(Records from a collection of figures)

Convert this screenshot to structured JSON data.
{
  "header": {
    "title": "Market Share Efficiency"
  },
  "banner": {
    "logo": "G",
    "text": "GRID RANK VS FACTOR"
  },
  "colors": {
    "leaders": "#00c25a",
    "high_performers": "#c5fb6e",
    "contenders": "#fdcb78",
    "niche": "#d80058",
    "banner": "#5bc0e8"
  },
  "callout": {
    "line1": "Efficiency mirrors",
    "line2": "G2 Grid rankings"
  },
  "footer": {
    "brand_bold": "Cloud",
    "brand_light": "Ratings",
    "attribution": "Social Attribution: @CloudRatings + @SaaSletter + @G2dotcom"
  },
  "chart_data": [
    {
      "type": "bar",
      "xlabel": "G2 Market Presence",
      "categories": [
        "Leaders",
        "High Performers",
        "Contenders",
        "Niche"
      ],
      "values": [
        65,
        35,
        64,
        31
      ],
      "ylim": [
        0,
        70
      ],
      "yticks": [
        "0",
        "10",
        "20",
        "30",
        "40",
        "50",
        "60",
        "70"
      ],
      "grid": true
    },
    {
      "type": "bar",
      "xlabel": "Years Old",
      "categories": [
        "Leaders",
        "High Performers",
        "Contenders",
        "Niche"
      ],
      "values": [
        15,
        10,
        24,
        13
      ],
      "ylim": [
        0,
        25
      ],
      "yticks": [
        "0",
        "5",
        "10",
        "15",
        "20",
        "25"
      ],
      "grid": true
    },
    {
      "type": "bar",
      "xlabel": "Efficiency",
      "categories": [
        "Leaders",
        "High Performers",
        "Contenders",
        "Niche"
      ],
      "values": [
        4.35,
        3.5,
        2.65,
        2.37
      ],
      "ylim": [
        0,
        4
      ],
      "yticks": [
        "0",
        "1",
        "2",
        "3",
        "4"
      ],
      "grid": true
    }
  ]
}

Task objective: In this exercise, repeat all entries exactly.

Full answer:
Convert this screenshot to structured JSON data.
{
  "header": {
    "title": "Market Share Efficiency"
  },
  "banner": {
    "logo": "G",
    "text": "GRID RANK VS FACTOR"
  },
  "colors": {
    "leaders": "#00c25a",
    "high_performers": "#c5fb6e",
    "contenders": "#fdcb78",
    "niche": "#d80058",
    "banner": "#5bc0e8"
  },
  "callout": {
    "line1": "Efficiency mirrors",
    "line2": "G2 Grid rankings"
  },
  "footer": {
    "brand_bold": "Cloud",
    "brand_light": "Ratings",
    "attribution": "Social Attribution: @CloudRatings + @SaaSletter + @G2dotcom"
  },
  "chart_data": [
    {
      "type": "bar",
      "xlabel": "G2 Market Presence",
      "categories": [
        "Leaders",
        "High Performers",
        "Contenders",
        "Niche"
      ],
      "values": [
        65,
        35,
        64,
        31
      ],
      "ylim": [
        0,
        70
      ],
      "yticks": [
        "0",
        "10",
        "20",
        "30",
        "40",
        "50",
        "60",
        "70"
      ],
      "grid": true
    },
    {
      "type": "bar",
      "xlabel": "Years Old",
      "categories": [
        "Leaders",
        "High Performers",
        "Contenders",
        "Niche"
      ],
      "values": [
        15,
        10,
        24,
        13
      ],
      "ylim": [
        0,
        25
      ],
      "yticks": [
        "0",
        "5",
        "10",
        "15",
        "20",
        "25"
      ],
      "grid": true
    },
    {
      "type": "bar",
      "xlabel": "Efficiency",
      "categories": [
        "Leaders",
        "High Performers",
        "Contenders",
        "Niche"
      ],
      "values": [
        4.35,
        3.5,
        2.65,
        2.37
      ],
      "ylim": [
        0,
        4
      ],
      "yticks": [
        "0",
        "1",
        "2",
        "3",
        "4"
      ],
      "grid": true
    }
  ]
}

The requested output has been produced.